Set task
Transcribe all of the records word for word, but omit the pictures.

Extracted data
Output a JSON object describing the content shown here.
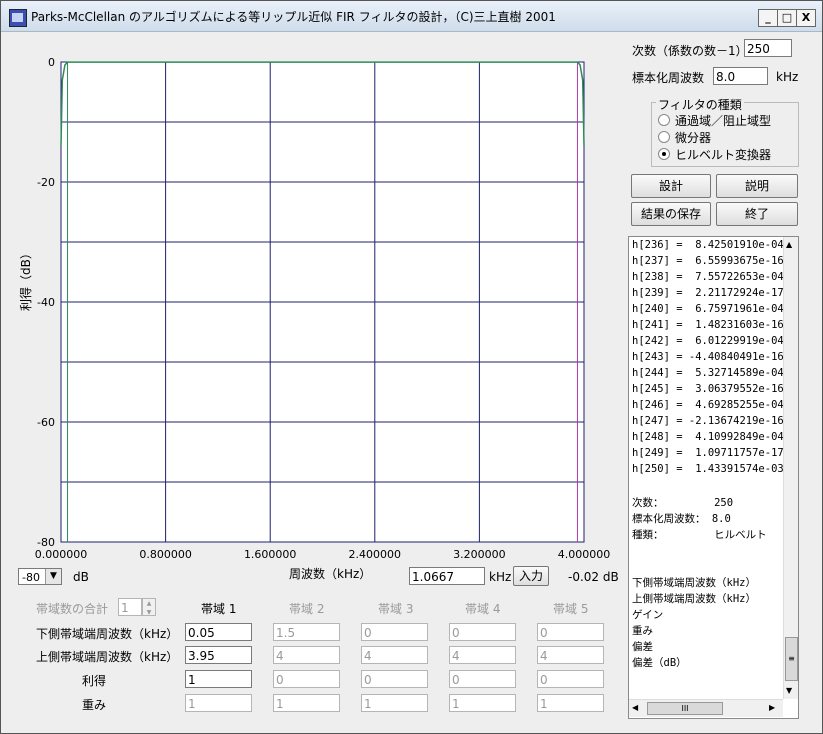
{
  "window": {
    "title": "Parks-McClellan のアルゴリズムによる等リップル近似 FIR フィルタの設計，（C)三上直樹 2001",
    "minimize": "_",
    "maximize": "□",
    "close": "X"
  },
  "plot": {
    "ylabel": "利得（dB）",
    "xlabel": "周波数（kHz）",
    "y_ticks": [
      "0",
      "-20",
      "-40",
      "-60",
      "-80"
    ],
    "x_ticks": [
      "0.000000",
      "0.800000",
      "1.600000",
      "2.400000",
      "3.200000",
      "4.000000"
    ],
    "db_select": "-80",
    "db_unit": "dB",
    "freq_value": "1.0667",
    "freq_unit": "kHz",
    "input_button": "入力",
    "gain_readout": "-0.02  dB"
  },
  "chart_data": {
    "type": "line",
    "xlabel": "周波数（kHz）",
    "ylabel": "利得（dB）",
    "xlim": [
      0,
      4.0
    ],
    "ylim": [
      -80,
      0
    ],
    "grid": true,
    "series": [
      {
        "x": [
          0.0,
          0.01,
          0.03,
          0.05,
          0.1,
          1.0,
          2.0,
          3.0,
          3.9,
          3.95,
          3.97,
          3.99,
          4.0
        ],
        "y": [
          -14,
          -3,
          -0.5,
          -0.02,
          -0.02,
          -0.02,
          -0.02,
          -0.02,
          -0.02,
          -0.02,
          -0.5,
          -3,
          -14
        ]
      }
    ]
  },
  "params": {
    "order_label": "次数（係数の数－1）",
    "order_value": "250",
    "fs_label": "標本化周波数",
    "fs_value": "8.0",
    "fs_unit": "kHz",
    "filter_group_title": "フィルタの種類",
    "filter_types": [
      "通過域／阻止域型",
      "微分器",
      "ヒルベルト変換器"
    ],
    "filter_selected": 2
  },
  "buttons": {
    "design": "設計",
    "help": "説明",
    "save": "結果の保存",
    "exit": "終了"
  },
  "results": {
    "coeffs": [
      "h[236] =  8.42501910e-04",
      "h[237] =  6.55993675e-16",
      "h[238] =  7.55722653e-04",
      "h[239] =  2.21172924e-17",
      "h[240] =  6.75971961e-04",
      "h[241] =  1.48231603e-16",
      "h[242] =  6.01229919e-04",
      "h[243] = -4.40840491e-16",
      "h[244] =  5.32714589e-04",
      "h[245] =  3.06379552e-16",
      "h[246] =  4.69285255e-04",
      "h[247] = -2.13674219e-16",
      "h[248] =  4.10992849e-04",
      "h[249] =  1.09711757e-17",
      "h[250] =  1.43391574e-03"
    ],
    "summary": [
      "次数：        250",
      "標本化周波数： 8.0",
      "種類：        ヒルベルト"
    ],
    "table_rows": [
      "下側帯域端周波数（kHz）",
      "上側帯域端周波数（kHz）",
      "ゲイン",
      "重み",
      "偏差",
      "偏差（dB）"
    ],
    "hscroll_thumb": "III"
  },
  "bands": {
    "count_label": "帯域数の合計",
    "count_value": "1",
    "headers": [
      "帯域 1",
      "帯域 2",
      "帯域 3",
      "帯域 4",
      "帯域 5"
    ],
    "row_labels": [
      "下側帯域端周波数（kHz）",
      "上側帯域端周波数（kHz）",
      "利得",
      "重み"
    ],
    "lower": [
      "0.05",
      "1.5",
      "0",
      "0",
      "0"
    ],
    "upper": [
      "3.95",
      "4",
      "4",
      "4",
      "4"
    ],
    "gain": [
      "1",
      "0",
      "0",
      "0",
      "0"
    ],
    "weight": [
      "1",
      "1",
      "1",
      "1",
      "1"
    ]
  }
}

Exercise answer
Output a JSON object describing the content shown here.
{
  "window": {
    "title": "Parks-McClellan のアルゴリズムによる等リップル近似 FIR フィルタの設計，（C)三上直樹 2001",
    "minimize": "_",
    "maximize": "□",
    "close": "X"
  },
  "plot": {
    "ylabel": "利得（dB）",
    "xlabel": "周波数（kHz）",
    "y_ticks": [
      "0",
      "-20",
      "-40",
      "-60",
      "-80"
    ],
    "x_ticks": [
      "0.000000",
      "0.800000",
      "1.600000",
      "2.400000",
      "3.200000",
      "4.000000"
    ],
    "db_select": "-80",
    "db_unit": "dB",
    "freq_value": "1.0667",
    "freq_unit": "kHz",
    "input_button": "入力",
    "gain_readout": "-0.02  dB"
  },
  "chart_data": {
    "type": "line",
    "xlabel": "周波数（kHz）",
    "ylabel": "利得（dB）",
    "xlim": [
      0,
      4.0
    ],
    "ylim": [
      -80,
      0
    ],
    "grid": true,
    "series": [
      {
        "x": [
          0.0,
          0.01,
          0.03,
          0.05,
          0.1,
          1.0,
          2.0,
          3.0,
          3.9,
          3.95,
          3.97,
          3.99,
          4.0
        ],
        "y": [
          -14,
          -3,
          -0.5,
          -0.02,
          -0.02,
          -0.02,
          -0.02,
          -0.02,
          -0.02,
          -0.02,
          -0.5,
          -3,
          -14
        ]
      }
    ]
  },
  "params": {
    "order_label": "次数（係数の数－1）",
    "order_value": "250",
    "fs_label": "標本化周波数",
    "fs_value": "8.0",
    "fs_unit": "kHz",
    "filter_group_title": "フィルタの種類",
    "filter_types": [
      "通過域／阻止域型",
      "微分器",
      "ヒルベルト変換器"
    ],
    "filter_selected": 2
  },
  "buttons": {
    "design": "設計",
    "help": "説明",
    "save": "結果の保存",
    "exit": "終了"
  },
  "results": {
    "coeffs": [
      "h[236] =  8.42501910e-04",
      "h[237] =  6.55993675e-16",
      "h[238] =  7.55722653e-04",
      "h[239] =  2.21172924e-17",
      "h[240] =  6.75971961e-04",
      "h[241] =  1.48231603e-16",
      "h[242] =  6.01229919e-04",
      "h[243] = -4.40840491e-16",
      "h[244] =  5.32714589e-04",
      "h[245] =  3.06379552e-16",
      "h[246] =  4.69285255e-04",
      "h[247] = -2.13674219e-16",
      "h[248] =  4.10992849e-04",
      "h[249] =  1.09711757e-17",
      "h[250] =  1.43391574e-03"
    ],
    "summary": [
      "次数：        250",
      "標本化周波数： 8.0",
      "種類：        ヒルベルト"
    ],
    "table_rows": [
      "下側帯域端周波数（kHz）",
      "上側帯域端周波数（kHz）",
      "ゲイン",
      "重み",
      "偏差",
      "偏差（dB）"
    ],
    "hscroll_thumb": "III"
  },
  "bands": {
    "count_label": "帯域数の合計",
    "count_value": "1",
    "headers": [
      "帯域 1",
      "帯域 2",
      "帯域 3",
      "帯域 4",
      "帯域 5"
    ],
    "row_labels": [
      "下側帯域端周波数（kHz）",
      "上側帯域端周波数（kHz）",
      "利得",
      "重み"
    ],
    "lower": [
      "0.05",
      "1.5",
      "0",
      "0",
      "0"
    ],
    "upper": [
      "3.95",
      "4",
      "4",
      "4",
      "4"
    ],
    "gain": [
      "1",
      "0",
      "0",
      "0",
      "0"
    ],
    "weight": [
      "1",
      "1",
      "1",
      "1",
      "1"
    ]
  }
}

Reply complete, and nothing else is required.